# START OF Records for this task

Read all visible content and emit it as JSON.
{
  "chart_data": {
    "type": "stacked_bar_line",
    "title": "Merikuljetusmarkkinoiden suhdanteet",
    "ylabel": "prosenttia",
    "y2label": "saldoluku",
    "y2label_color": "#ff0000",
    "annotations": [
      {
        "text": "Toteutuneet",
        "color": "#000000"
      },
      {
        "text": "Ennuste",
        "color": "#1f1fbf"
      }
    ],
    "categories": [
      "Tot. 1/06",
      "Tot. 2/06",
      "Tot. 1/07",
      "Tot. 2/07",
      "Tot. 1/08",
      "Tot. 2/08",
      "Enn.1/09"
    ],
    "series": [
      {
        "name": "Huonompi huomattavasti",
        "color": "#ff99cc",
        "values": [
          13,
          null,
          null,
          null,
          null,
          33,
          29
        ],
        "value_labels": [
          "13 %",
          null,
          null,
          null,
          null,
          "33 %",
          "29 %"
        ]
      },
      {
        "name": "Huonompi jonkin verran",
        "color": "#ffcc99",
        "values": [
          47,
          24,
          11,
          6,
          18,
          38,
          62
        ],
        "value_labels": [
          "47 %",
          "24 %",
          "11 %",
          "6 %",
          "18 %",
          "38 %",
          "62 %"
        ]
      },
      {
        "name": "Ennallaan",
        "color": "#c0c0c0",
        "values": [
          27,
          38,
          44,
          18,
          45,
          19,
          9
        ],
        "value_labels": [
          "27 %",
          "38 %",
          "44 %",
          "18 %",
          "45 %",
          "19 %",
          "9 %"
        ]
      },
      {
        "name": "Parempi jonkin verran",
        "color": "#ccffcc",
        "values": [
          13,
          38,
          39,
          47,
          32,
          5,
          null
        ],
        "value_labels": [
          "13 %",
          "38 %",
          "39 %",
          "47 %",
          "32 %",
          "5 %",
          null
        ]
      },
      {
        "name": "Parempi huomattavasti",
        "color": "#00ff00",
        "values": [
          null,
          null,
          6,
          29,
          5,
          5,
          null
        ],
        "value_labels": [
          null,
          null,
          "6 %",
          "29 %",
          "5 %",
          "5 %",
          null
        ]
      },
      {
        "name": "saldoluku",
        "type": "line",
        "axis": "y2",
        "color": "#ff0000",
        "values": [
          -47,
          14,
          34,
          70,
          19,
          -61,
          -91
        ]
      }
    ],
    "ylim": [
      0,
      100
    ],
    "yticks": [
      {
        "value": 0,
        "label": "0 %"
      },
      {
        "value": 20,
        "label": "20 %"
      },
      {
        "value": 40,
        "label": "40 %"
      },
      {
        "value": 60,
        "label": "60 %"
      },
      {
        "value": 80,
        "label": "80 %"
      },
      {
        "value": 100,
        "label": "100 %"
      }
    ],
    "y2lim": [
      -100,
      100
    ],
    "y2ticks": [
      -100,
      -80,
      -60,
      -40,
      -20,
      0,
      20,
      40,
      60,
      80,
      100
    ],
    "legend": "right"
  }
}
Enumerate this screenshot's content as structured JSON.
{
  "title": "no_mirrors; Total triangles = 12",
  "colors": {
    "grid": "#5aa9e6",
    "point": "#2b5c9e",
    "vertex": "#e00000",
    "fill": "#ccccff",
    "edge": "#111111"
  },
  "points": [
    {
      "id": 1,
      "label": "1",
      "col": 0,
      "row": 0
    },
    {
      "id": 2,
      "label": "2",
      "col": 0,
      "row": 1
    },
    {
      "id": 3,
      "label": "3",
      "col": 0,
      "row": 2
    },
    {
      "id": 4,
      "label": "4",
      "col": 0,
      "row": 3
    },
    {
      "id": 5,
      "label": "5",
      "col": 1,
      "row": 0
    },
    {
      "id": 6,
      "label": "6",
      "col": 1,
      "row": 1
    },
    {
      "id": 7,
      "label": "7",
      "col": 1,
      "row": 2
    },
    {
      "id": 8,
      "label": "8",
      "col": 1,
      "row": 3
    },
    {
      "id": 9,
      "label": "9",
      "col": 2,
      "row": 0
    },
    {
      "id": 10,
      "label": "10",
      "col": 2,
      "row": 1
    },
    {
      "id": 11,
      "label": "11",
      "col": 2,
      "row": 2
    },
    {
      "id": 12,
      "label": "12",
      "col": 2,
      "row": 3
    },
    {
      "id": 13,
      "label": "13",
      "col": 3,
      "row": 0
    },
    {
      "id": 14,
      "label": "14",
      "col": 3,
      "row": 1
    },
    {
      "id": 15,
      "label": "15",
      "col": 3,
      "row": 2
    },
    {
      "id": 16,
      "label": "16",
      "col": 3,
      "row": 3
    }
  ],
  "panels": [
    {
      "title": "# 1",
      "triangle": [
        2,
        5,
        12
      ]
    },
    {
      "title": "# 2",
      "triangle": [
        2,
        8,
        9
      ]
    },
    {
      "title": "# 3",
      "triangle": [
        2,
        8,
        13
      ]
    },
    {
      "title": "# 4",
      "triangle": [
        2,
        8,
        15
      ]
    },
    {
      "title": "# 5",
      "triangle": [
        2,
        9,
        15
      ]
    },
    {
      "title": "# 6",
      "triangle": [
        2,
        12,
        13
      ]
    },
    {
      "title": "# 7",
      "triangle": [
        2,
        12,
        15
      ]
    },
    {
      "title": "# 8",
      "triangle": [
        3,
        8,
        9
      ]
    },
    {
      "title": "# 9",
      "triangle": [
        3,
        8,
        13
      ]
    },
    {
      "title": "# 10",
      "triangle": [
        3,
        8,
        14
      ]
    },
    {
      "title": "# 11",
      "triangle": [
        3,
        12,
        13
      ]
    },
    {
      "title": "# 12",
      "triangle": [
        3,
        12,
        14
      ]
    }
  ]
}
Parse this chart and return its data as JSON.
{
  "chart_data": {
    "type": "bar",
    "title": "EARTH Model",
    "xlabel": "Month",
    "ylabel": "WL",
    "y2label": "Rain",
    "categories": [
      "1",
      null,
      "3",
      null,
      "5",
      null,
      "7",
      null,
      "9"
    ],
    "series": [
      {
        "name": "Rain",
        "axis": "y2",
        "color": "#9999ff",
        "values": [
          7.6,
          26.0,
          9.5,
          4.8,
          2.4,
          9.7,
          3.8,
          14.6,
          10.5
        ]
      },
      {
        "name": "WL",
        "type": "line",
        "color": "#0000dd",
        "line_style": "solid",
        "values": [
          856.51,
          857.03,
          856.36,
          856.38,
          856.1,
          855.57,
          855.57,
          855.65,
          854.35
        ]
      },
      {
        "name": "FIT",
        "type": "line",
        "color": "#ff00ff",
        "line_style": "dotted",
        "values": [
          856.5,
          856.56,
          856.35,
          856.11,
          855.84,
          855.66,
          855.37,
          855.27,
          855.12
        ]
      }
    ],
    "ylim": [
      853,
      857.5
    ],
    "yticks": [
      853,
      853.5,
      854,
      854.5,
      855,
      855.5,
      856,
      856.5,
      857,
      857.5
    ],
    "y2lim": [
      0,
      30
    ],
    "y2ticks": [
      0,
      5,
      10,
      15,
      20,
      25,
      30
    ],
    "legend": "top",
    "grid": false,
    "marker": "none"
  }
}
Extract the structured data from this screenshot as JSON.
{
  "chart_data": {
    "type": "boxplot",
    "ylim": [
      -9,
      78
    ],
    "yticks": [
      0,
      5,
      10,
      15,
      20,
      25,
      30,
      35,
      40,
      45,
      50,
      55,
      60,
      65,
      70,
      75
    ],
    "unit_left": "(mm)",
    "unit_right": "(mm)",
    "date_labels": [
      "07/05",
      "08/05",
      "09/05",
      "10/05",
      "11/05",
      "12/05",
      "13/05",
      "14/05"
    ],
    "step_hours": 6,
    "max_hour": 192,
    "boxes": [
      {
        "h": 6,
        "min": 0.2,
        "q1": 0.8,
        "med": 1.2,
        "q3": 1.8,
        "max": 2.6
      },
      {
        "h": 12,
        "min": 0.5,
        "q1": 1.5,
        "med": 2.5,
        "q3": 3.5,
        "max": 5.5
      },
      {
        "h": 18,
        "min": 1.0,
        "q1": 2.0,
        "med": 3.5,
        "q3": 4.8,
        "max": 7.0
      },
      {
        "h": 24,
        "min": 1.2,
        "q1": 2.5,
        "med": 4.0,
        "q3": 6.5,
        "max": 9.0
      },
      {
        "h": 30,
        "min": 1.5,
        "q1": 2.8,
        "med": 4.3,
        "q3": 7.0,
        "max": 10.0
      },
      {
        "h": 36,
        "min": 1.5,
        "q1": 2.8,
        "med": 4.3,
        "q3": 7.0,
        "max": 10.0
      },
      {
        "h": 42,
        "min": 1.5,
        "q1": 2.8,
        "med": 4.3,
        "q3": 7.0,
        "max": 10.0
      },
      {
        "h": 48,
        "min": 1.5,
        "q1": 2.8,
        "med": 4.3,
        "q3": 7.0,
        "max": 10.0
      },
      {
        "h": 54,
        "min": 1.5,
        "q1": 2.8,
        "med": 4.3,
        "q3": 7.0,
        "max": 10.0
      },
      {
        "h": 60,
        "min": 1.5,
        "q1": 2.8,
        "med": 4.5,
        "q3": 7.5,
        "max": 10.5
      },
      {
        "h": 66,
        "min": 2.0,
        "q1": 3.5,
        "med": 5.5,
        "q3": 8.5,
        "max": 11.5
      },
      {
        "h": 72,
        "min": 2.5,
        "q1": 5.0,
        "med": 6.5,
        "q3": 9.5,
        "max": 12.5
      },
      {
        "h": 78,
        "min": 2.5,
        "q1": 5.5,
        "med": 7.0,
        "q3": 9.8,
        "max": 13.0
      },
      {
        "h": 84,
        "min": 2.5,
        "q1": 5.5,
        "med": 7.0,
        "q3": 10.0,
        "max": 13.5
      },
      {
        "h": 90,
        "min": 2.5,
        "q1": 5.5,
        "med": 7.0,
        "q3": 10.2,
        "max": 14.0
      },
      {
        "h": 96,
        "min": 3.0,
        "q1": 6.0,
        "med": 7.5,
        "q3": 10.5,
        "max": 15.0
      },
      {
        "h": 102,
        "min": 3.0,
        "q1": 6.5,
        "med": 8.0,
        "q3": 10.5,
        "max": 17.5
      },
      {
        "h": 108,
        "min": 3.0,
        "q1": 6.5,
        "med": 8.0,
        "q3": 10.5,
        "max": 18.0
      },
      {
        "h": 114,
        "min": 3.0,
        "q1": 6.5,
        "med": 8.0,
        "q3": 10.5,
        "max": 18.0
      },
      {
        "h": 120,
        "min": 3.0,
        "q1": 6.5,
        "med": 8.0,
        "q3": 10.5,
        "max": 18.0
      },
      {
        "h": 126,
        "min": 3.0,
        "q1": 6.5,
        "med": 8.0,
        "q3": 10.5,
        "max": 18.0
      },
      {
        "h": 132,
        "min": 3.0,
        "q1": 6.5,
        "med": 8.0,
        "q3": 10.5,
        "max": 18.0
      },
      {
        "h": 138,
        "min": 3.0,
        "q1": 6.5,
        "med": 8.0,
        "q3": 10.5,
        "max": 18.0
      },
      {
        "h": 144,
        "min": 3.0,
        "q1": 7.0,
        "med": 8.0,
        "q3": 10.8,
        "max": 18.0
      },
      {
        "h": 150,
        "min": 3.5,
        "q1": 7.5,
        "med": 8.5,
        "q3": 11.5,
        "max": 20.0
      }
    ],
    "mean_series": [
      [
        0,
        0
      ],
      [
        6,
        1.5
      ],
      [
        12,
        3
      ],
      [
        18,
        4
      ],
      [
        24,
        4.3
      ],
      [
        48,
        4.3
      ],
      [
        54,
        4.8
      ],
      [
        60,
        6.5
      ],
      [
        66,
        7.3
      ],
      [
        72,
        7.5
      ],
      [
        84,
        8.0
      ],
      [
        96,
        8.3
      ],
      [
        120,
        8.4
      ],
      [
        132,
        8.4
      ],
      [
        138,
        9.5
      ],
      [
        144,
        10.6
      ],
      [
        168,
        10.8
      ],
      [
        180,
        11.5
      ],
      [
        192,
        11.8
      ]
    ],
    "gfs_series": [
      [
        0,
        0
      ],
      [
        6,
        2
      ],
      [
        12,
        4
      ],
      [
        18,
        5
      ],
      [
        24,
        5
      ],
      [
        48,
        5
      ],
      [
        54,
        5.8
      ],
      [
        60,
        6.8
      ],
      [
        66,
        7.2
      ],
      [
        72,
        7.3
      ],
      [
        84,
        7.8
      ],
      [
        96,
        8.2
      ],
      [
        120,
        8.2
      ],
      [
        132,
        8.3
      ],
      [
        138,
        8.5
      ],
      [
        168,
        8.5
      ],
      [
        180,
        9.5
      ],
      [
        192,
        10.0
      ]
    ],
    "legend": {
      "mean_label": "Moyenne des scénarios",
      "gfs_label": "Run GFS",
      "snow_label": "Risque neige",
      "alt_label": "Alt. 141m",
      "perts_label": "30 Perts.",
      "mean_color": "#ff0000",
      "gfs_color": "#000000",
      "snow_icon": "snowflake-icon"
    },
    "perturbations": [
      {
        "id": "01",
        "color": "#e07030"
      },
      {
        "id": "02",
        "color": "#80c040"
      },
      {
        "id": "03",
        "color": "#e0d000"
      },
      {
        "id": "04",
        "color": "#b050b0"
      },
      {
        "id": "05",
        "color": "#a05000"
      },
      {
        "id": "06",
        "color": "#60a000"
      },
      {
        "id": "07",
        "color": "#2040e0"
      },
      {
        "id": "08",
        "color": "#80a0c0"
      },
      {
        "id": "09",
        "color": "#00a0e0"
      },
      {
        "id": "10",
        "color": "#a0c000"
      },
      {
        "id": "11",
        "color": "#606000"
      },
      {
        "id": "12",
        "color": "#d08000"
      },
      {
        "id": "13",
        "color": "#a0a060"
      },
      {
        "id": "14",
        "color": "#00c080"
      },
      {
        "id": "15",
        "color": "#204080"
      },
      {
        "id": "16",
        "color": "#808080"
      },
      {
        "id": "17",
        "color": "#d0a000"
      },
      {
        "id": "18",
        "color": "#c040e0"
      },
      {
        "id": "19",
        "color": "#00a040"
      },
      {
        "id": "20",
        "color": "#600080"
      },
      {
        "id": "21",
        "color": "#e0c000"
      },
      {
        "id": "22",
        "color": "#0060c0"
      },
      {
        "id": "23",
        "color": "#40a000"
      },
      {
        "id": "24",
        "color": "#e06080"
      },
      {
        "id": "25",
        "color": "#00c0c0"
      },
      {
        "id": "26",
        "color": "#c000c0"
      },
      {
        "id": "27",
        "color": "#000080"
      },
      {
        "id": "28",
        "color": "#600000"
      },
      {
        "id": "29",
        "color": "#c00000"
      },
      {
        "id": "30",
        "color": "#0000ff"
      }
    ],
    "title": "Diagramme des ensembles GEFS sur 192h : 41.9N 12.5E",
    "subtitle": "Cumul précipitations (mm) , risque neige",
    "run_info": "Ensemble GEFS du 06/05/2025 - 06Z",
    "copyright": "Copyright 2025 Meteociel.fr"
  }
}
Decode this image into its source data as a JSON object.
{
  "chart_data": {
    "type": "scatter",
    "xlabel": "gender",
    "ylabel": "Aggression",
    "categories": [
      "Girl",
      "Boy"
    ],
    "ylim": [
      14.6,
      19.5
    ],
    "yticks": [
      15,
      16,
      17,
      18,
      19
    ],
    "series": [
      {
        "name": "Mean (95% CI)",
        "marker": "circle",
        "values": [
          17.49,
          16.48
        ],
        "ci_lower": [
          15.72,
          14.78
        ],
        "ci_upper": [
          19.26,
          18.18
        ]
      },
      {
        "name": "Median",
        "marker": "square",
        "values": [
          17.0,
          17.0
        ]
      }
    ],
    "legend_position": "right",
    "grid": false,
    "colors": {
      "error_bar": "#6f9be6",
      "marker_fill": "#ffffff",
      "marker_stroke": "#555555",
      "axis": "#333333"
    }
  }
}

# END OF Records for this task

Exercise objective -> Across the records above, count the lines holding "verran" and reply with that number alone.

Expected answer -> 2